Repeat exactly, and only, the lines from the one holding "Transcribe this image's" through the last line of the records below.

-- Start of Data shown --

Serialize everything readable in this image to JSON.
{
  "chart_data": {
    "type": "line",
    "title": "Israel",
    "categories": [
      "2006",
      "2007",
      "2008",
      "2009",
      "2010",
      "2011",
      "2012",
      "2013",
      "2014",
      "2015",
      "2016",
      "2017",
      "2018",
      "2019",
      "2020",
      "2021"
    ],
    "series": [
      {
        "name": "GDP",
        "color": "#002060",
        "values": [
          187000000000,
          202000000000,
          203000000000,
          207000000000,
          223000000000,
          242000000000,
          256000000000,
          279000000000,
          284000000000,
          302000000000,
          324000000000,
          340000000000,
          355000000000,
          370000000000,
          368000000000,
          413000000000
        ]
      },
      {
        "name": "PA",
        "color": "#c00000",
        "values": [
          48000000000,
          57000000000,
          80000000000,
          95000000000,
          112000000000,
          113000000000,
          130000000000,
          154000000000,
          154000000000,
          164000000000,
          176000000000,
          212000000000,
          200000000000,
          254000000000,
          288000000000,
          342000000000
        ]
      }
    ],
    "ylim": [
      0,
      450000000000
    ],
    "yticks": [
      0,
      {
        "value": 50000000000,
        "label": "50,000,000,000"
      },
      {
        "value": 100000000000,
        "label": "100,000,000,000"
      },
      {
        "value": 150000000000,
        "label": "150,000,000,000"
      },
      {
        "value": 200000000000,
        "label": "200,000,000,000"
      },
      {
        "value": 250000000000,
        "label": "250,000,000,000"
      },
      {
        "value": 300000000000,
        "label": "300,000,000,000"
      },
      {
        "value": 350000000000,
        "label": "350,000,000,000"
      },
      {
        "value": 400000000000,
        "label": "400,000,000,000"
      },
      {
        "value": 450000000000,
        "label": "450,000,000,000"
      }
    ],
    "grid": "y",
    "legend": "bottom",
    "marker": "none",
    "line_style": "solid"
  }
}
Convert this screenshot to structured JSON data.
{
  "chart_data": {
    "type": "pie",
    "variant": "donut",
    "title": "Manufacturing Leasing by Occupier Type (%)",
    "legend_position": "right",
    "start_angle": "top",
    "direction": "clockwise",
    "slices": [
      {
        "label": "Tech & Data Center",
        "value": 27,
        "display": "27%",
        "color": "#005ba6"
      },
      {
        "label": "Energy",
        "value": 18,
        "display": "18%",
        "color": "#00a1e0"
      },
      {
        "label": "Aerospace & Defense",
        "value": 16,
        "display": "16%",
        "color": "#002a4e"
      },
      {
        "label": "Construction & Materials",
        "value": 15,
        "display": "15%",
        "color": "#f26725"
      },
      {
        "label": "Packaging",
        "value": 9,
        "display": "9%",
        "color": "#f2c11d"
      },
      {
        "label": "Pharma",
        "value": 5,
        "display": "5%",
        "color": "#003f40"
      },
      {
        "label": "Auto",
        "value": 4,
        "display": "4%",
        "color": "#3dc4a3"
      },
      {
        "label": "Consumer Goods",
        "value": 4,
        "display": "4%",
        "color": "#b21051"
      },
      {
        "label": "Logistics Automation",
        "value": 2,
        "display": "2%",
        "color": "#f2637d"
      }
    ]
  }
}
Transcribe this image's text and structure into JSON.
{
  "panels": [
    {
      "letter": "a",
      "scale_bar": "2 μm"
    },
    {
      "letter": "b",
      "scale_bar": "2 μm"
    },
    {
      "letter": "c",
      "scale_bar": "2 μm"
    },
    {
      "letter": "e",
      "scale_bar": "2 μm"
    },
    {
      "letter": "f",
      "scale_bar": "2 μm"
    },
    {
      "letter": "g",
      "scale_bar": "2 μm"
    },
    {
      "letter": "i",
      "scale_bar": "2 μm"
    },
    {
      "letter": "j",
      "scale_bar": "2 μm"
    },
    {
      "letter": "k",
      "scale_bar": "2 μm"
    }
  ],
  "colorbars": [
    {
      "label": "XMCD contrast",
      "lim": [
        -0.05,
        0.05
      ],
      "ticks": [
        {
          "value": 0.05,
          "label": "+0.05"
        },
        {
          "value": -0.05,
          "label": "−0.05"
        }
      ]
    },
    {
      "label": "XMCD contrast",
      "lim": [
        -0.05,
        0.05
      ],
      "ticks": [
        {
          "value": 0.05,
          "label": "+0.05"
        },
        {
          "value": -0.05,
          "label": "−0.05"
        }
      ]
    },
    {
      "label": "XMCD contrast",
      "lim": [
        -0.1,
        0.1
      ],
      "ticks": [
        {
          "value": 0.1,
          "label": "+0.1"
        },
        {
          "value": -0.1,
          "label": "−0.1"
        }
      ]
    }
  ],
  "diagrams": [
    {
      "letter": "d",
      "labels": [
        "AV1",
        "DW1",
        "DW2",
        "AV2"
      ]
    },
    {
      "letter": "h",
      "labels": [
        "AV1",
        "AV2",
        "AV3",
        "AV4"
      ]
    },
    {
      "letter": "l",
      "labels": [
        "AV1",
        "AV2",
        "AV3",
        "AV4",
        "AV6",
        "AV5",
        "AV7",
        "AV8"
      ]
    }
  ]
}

-- End of Data shown --

• _Result of this task_
Transcribe this image's text and structure into JSON.
{
  "panels": [
    {
      "letter": "a",
      "scale_bar": "2 μm"
    },
    {
      "letter": "b",
      "scale_bar": "2 μm"
    },
    {
      "letter": "c",
      "scale_bar": "2 μm"
    },
    {
      "letter": "e",
      "scale_bar": "2 μm"
    },
    {
      "letter": "f",
      "scale_bar": "2 μm"
    },
    {
      "letter": "g",
      "scale_bar": "2 μm"
    },
    {
      "letter": "i",
      "scale_bar": "2 μm"
    },
    {
      "letter": "j",
      "scale_bar": "2 μm"
    },
    {
      "letter": "k",
      "scale_bar": "2 μm"
    }
  ],
  "colorbars": [
    {
      "label": "XMCD contrast",
      "lim": [
        -0.05,
        0.05
      ],
      "ticks": [
        {
          "value": 0.05,
          "label": "+0.05"
        },
        {
          "value": -0.05,
          "label": "−0.05"
        }
      ]
    },
    {
      "label": "XMCD contrast",
      "lim": [
        -0.05,
        0.05
      ],
      "ticks": [
        {
          "value": 0.05,
          "label": "+0.05"
        },
        {
          "value": -0.05,
          "label": "−0.05"
        }
      ]
    },
    {
      "label": "XMCD contrast",
      "lim": [
        -0.1,
        0.1
      ],
      "ticks": [
        {
          "value": 0.1,
          "label": "+0.1"
        },
        {
          "value": -0.1,
          "label": "−0.1"
        }
      ]
    }
  ],
  "diagrams": [
    {
      "letter": "d",
      "labels": [
        "AV1",
        "DW1",
        "DW2",
        "AV2"
      ]
    },
    {
      "letter": "h",
      "labels": [
        "AV1",
        "AV2",
        "AV3",
        "AV4"
      ]
    },
    {
      "letter": "l",
      "labels": [
        "AV1",
        "AV2",
        "AV3",
        "AV4",
        "AV6",
        "AV5",
        "AV7",
        "AV8"
      ]
    }
  ]
}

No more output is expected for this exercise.